* Start *

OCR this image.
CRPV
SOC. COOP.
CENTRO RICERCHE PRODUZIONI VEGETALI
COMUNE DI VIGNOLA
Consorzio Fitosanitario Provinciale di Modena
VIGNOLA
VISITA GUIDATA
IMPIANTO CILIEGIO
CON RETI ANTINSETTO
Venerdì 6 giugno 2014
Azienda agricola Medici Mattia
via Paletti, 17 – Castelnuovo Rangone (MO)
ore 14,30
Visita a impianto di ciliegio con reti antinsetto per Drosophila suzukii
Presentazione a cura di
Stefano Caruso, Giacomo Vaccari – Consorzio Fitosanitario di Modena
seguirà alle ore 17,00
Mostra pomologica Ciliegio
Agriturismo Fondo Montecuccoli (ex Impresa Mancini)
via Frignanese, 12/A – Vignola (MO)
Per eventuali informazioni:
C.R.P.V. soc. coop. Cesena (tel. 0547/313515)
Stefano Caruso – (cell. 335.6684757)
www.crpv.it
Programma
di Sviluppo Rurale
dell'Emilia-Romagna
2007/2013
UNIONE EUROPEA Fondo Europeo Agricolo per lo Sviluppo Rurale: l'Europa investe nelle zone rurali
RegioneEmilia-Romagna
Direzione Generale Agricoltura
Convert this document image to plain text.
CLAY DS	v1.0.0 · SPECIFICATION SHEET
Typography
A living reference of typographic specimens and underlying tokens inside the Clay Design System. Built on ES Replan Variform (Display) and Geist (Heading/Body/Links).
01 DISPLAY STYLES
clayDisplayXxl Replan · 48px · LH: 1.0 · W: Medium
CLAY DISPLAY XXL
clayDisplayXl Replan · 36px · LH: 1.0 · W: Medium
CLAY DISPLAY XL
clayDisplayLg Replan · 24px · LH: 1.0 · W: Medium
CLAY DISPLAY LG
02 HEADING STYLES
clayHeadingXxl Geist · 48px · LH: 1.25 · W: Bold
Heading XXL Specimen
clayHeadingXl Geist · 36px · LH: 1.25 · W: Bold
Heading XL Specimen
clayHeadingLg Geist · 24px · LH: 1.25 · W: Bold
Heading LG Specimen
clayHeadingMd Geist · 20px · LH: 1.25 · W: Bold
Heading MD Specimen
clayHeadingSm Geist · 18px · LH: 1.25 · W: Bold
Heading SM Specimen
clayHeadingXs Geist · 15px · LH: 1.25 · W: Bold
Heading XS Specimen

* End *

**TASK INSTRUCTIONS**
Output each entry precisely as given.

**COMPLETE ANSWER**
OCR this image.
CRPV
SOC. COOP.
CENTRO RICERCHE PRODUZIONI VEGETALI
COMUNE DI VIGNOLA
Consorzio Fitosanitario Provinciale di Modena
VIGNOLA
VISITA GUIDATA
IMPIANTO CILIEGIO
CON RETI ANTINSETTO
Venerdì 6 giugno 2014
Azienda agricola Medici Mattia
via Paletti, 17 – Castelnuovo Rangone (MO)
ore 14,30
Visita a impianto di ciliegio con reti antinsetto per Drosophila suzukii
Presentazione a cura di
Stefano Caruso, Giacomo Vaccari – Consorzio Fitosanitario di Modena
seguirà alle ore 17,00
Mostra pomologica Ciliegio
Agriturismo Fondo Montecuccoli (ex Impresa Mancini)
via Frignanese, 12/A – Vignola (MO)
Per eventuali informazioni:
C.R.P.V. soc. coop. Cesena (tel. 0547/313515)
Stefano Caruso – (cell. 335.6684757)
www.crpv.it
Programma
di Sviluppo Rurale
dell'Emilia-Romagna
2007/2013
UNIONE EUROPEA Fondo Europeo Agricolo per lo Sviluppo Rurale: l'Europa investe nelle zone rurali
RegioneEmilia-Romagna
Direzione Generale Agricoltura
Convert this document image to plain text.
CLAY DS	v1.0.0 · SPECIFICATION SHEET
Typography
A living reference of typographic specimens and underlying tokens inside the Clay Design System. Built on ES Replan Variform (Display) and Geist (Heading/Body/Links).
01 DISPLAY STYLES
clayDisplayXxl Replan · 48px · LH: 1.0 · W: Medium
CLAY DISPLAY XXL
clayDisplayXl Replan · 36px · LH: 1.0 · W: Medium
CLAY DISPLAY XL
clayDisplayLg Replan · 24px · LH: 1.0 · W: Medium
CLAY DISPLAY LG
02 HEADING STYLES
clayHeadingXxl Geist · 48px · LH: 1.25 · W: Bold
Heading XXL Specimen
clayHeadingXl Geist · 36px · LH: 1.25 · W: Bold
Heading XL Specimen
clayHeadingLg Geist · 24px · LH: 1.25 · W: Bold
Heading LG Specimen
clayHeadingMd Geist · 20px · LH: 1.25 · W: Bold
Heading MD Specimen
clayHeadingSm Geist · 18px · LH: 1.25 · W: Bold
Heading SM Specimen
clayHeadingXs Geist · 15px · LH: 1.25 · W: Bold
Heading XS Specimen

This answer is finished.